SOURCE -
Then it gets later. I've visited Hotmail, Gmail, Google+, Spotify, You Tube, Break.com, The Hub, Wikipedia, Marvelpedia, Pbs.org, Esurance, Hulu, Toplessrobot, Io9, Kongregate, Ebay, etc.

Not really. I've been home for an hour. I got home, parked my car in the back of the house, turned on the heater, peed, washed my face, brushed my teeth, took my mace, keys, wallet, cigarettes and Zippo out of my pockets, changed my clothes, put leftovers in the fridge, made a drink and then turned on this computer.

Now I'm watching the clock.

What to do?

Write?

Wednesday, December 14, 2011

I just found this. wrtite? Hahaha!!! hagrid colliders?

You just prevented me from writing about all of the amazing things that I was going to write about
i was going to wrtite about hagrid colliders hig boson elmo centrist fight club hitler vs lincoln logs versus haliburton oompa loompa lamas panchen and the dalai

Tuesday, December 13, 2011

Enter Presentation Mode...

Urgh. This laptop burns my kneetops. Just saying.

I need some Bengay
for my knees-ay
just to do writing-ay today-ay.

Friday, December 02, 2011

IMSO


here for you and I hope that you will continue to ghost me with your presents
things get better and they get deeper than the levels of
a Salton Sea
a Sea of
shells and skulls
I see The Shore

neverthought I'd get there before

Tuesday, October 18, 2011

Zombies are the new hoboes...

I don't know how I'll get rid of all of this stuff.

Not the writing, but all of the crap that I have in this place before I move soon. And when I'm in my new place...I'll be writing about not knowing to do with the stuff that I have there.

Tuesday, October 11, 2011

Fear Retardant

wear your galoshes
your condoms
invest in bullets
and the great hope
roll up your sleeves
hope for the best

there's work to be done

Friday, September 09, 2011

Friday, August 12, 2011


Texts with Terry
Tonight about
Trying
To drop him off at
The airport next
Tuesday
The sister that I miss in
Texas
Tears on the inside, I miss her
Terribly
The
Theological discussion(s)
Tonight and
The
Time spent with
The girlfriend
The patience
The learning
The regrets
The stupid
The smart
This is it.
This is
all it i
s, ma
n.Th
is m
orta
l co
il









Thursday, July 28, 2011

I can't sleep. I don't care. Don't judge me. I just can't go to bed right now. I hate the keyboard on this computer even though it's the best computer that I've ever had. I'm better than I've ever been but right now I'm hitting everything HARD. The Setupsconflictsandresolutions. They're killing me, Larry.

Tuesday, June 21, 2011

I may not be cut out for this life...

DATASET ROWS -
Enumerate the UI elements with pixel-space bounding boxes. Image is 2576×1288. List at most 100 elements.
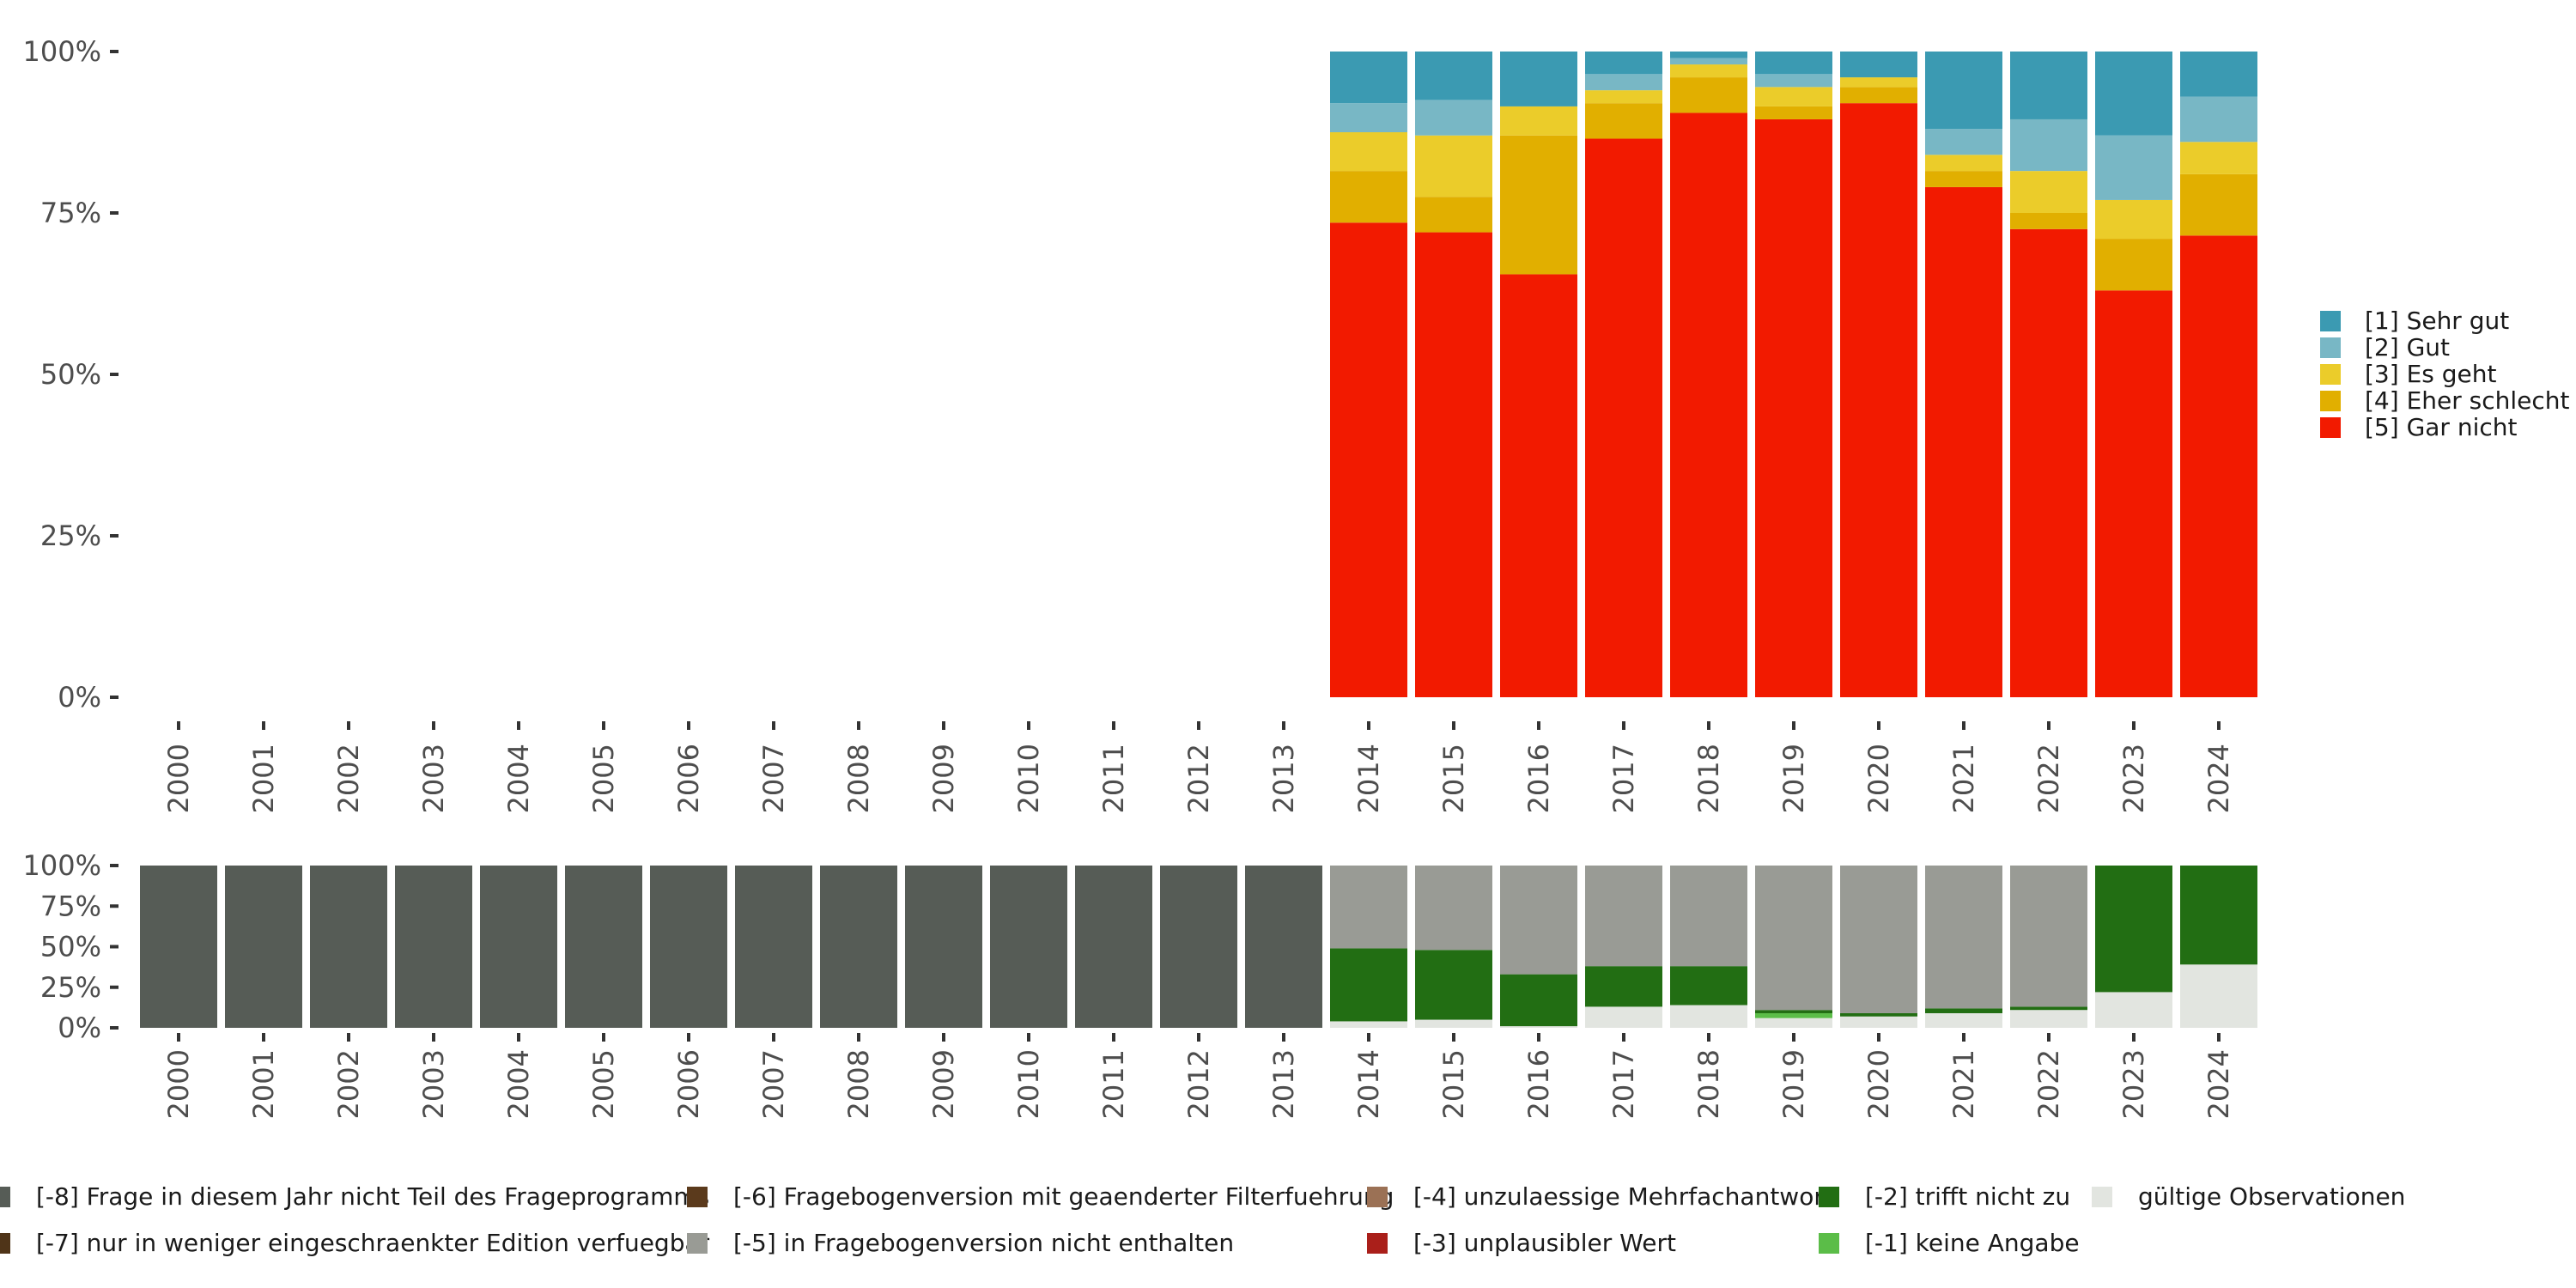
top-x-tick-label: 2004: [502, 744, 535, 813]
bottom-bar-2005-8-frage-in-diesem-jahr-nicht-teil-des-frageprogramms: [565, 866, 642, 1028]
bottom-bar-2015-5-in-fragebogenversion-nicht-enthalten: [1415, 866, 1492, 951]
top-x-tick-label: 2005: [587, 744, 620, 813]
bottom-bar-2007-8-frage-in-diesem-jahr-nicht-teil-des-frageprogramms: [735, 866, 812, 1028]
bottom-legend-label-7-nur-in-weniger-eingeschraenkter-edition-verfuegbar: [-7] nur in weniger eingeschraenkter Edi…: [36, 1229, 710, 1257]
top-bar-2021-4-eher-schlecht: [1925, 171, 2002, 187]
top-x-tick-label: 2011: [1097, 744, 1130, 813]
bottom-bar-2002-8-frage-in-diesem-jahr-nicht-teil-des-frageprogramms: [310, 866, 387, 1028]
top-x-tick-label: 2023: [2117, 744, 2150, 813]
bottom-bar-2014-2-trifft-nicht-zu: [1330, 948, 1407, 1022]
bottom-legend-swatch-1-keine-angabe: [1819, 1233, 1839, 1254]
top-legend-swatch-1-sehr-gut: [2320, 311, 2341, 331]
top-y-tick-label: 75%: [40, 197, 101, 229]
top-legend-label-2-gut: [2] Gut: [2365, 333, 2450, 361]
bottom-legend: [-8] Frage in diesem Jahr nicht Teil des…: [0, 1182, 2405, 1257]
top-x-tick-label: 2009: [927, 744, 960, 813]
bottom-bar-2017-2-trifft-nicht-zu: [1585, 966, 1662, 1007]
top-y-tick-label: 50%: [40, 358, 101, 391]
top-bar-2017-2-gut: [1585, 74, 1662, 91]
top-bar-2016-5-gar-nicht: [1500, 274, 1577, 697]
top-bar-2015-2-gut: [1415, 100, 1492, 136]
top-bar-2020-1-sehr-gut: [1840, 52, 1917, 78]
top-bar-2018-3-es-geht: [1670, 64, 1747, 78]
bottom-bar-2024-gueltige-observationen: [2180, 964, 2257, 1028]
top-bar-2024-3-es-geht: [2180, 142, 2257, 174]
top-x-tick-label: 2016: [1522, 744, 1555, 813]
bottom-x-tick-label: 2014: [1352, 1049, 1385, 1119]
bottom-bar-2021-gueltige-observationen: [1925, 1012, 2002, 1028]
top-bar-2021-1-sehr-gut: [1925, 52, 2002, 130]
top-legend-swatch-4-eher-schlecht: [2320, 391, 2341, 411]
top-bar-2016-3-es-geht: [1500, 106, 1577, 136]
top-bar-2014-3-es-geht: [1330, 132, 1407, 172]
bottom-bar-2018-5-in-fragebogenversion-nicht-enthalten: [1670, 866, 1747, 967]
top-x-tick-label: 2019: [1777, 744, 1810, 813]
top-bar-2015-4-eher-schlecht: [1415, 197, 1492, 233]
top-bar-2024-5-gar-nicht: [2180, 235, 2257, 697]
top-x-tick-label: 2017: [1607, 744, 1640, 813]
bottom-x-tick-label: 2021: [1947, 1049, 1980, 1119]
top-legend-swatch-5-gar-nicht: [2320, 417, 2341, 438]
top-legend-label-5-gar-nicht: [5] Gar nicht: [2365, 413, 2517, 441]
bottom-legend-swatch-3-unplausibler-wert: [1367, 1233, 1388, 1254]
top-x-tick-label: 2010: [1012, 744, 1045, 813]
top-bar-2023-1-sehr-gut: [2095, 52, 2172, 136]
top-bar-2019-4-eher-schlecht: [1755, 106, 1832, 119]
bottom-x-tick-label: 2002: [332, 1049, 365, 1119]
top-x-tick-label: 2020: [1862, 744, 1895, 813]
bottom-legend-label-5-in-fragebogenversion-nicht-enthalten: [-5] in Fragebogenversion nicht enthalte…: [733, 1229, 1234, 1257]
bottom-x-tick-label: 2010: [1012, 1049, 1045, 1119]
bottom-y-tick-label: 25%: [40, 971, 101, 1004]
top-bar-2017-4-eher-schlecht: [1585, 103, 1662, 139]
bottom-bar-2022-5-in-fragebogenversion-nicht-enthalten: [2010, 866, 2087, 1007]
bottom-x-tick-label: 2024: [2202, 1049, 2235, 1119]
top-bar-2017-3-es-geht: [1585, 90, 1662, 104]
top-bar-2017-5-gar-nicht: [1585, 138, 1662, 697]
top-bar-2019-5-gar-nicht: [1755, 118, 1832, 697]
top-bar-2019-3-es-geht: [1755, 87, 1832, 106]
bottom-legend-swatch-7-nur-in-weniger-eingeschraenkter-edition-verfuegbar: [0, 1233, 10, 1254]
bottom-y-tick-label: 50%: [40, 931, 101, 963]
top-y-tick-label: 100%: [23, 35, 101, 68]
top-bar-2022-5-gar-nicht: [2010, 228, 2087, 697]
top-bar-2018-2-gut: [1670, 58, 1747, 65]
bottom-bar-2012-8-frage-in-diesem-jahr-nicht-teil-des-frageprogramms: [1160, 866, 1237, 1028]
bottom-legend-swatch-6-fragebogenversion-mit-geaenderter-filterfuehrung: [687, 1187, 708, 1207]
bottom-bar-2019-1-keine-angabe: [1755, 1012, 1832, 1018]
top-y-tick-label: 0%: [58, 681, 101, 714]
top-bar-2021-3-es-geht: [1925, 155, 2002, 172]
top-bar-2015-1-sehr-gut: [1415, 52, 1492, 100]
bottom-x-tick-label: 2004: [502, 1049, 535, 1119]
bottom-legend-label-8-frage-in-diesem-jahr-nicht-teil-des-frageprogramms: [-8] Frage in diesem Jahr nicht Teil des…: [36, 1182, 709, 1211]
top-legend-swatch-2-gut: [2320, 337, 2341, 358]
top-bar-2020-3-es-geht: [1840, 77, 1917, 88]
bottom-bar-2013-8-frage-in-diesem-jahr-nicht-teil-des-frageprogramms: [1245, 866, 1322, 1028]
bottom-x-tick-label: 2000: [162, 1049, 195, 1119]
bottom-bar-2014-5-in-fragebogenversion-nicht-enthalten: [1330, 866, 1407, 949]
bottom-x-tick-label: 2022: [2032, 1049, 2065, 1119]
bottom-bar-2001-8-frage-in-diesem-jahr-nicht-teil-des-frageprogramms: [225, 866, 302, 1028]
bottom-y-tick-label: 100%: [23, 849, 101, 882]
top-bar-2019-1-sehr-gut: [1755, 52, 1832, 75]
bottom-y-tick-label: 0%: [58, 1012, 101, 1044]
top-bar-2019-2-gut: [1755, 74, 1832, 88]
bottom-bar-2015-gueltige-observationen: [1415, 1019, 1492, 1028]
bottom-x-tick-label: 2015: [1437, 1049, 1470, 1119]
bottom-bar-2003-8-frage-in-diesem-jahr-nicht-teil-des-frageprogramms: [395, 866, 472, 1028]
top-legend-label-1-sehr-gut: [1] Sehr gut: [2365, 307, 2509, 335]
bottom-legend-label-gueltige-observationen: gültige Observationen: [2138, 1182, 2405, 1211]
bottom-bar-2016-5-in-fragebogenversion-nicht-enthalten: [1500, 866, 1577, 975]
top-x-tick-label: 2001: [247, 744, 280, 813]
top-x-tick-label: 2021: [1947, 744, 1980, 813]
bottom-x-tick-label: 2012: [1182, 1049, 1215, 1119]
top-x-tick-label: 2015: [1437, 744, 1470, 813]
bottom-legend-label-4-unzulaessige-mehrfachantwort: [-4] unzulaessige Mehrfachantwort: [1413, 1182, 1833, 1211]
bottom-x-tick-label: 2011: [1097, 1049, 1130, 1119]
bottom-bar-2015-2-trifft-nicht-zu: [1415, 950, 1492, 1020]
bottom-bar-2017-5-in-fragebogenversion-nicht-enthalten: [1585, 866, 1662, 967]
top-bar-2016-1-sehr-gut: [1500, 52, 1577, 106]
bottom-bar-2024-2-trifft-nicht-zu: [2180, 866, 2257, 965]
bottom-bar-2019-2-trifft-nicht-zu: [1755, 1010, 1832, 1013]
top-x-tick-label: 2024: [2202, 744, 2235, 813]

TASK DETAILS - Copy the blog text between "You just prevented" and "kneetops. Just saying.", inclusive, and swap "laptop" for "computer". The records are separate from the blog text.

RESPONSE TO THE EXERCISE -
You just prevented me from writing about all of the amazing things that I was going to write about
i was going to wrtite about hagrid colliders hig boson elmo centrist fight club hitler vs lincoln logs versus haliburton oompa loompa lamas panchen and the dalai

Tuesday, December 13, 2011

Enter Presentation Mode...

Urgh. This computer burns my kneetops. Just saying.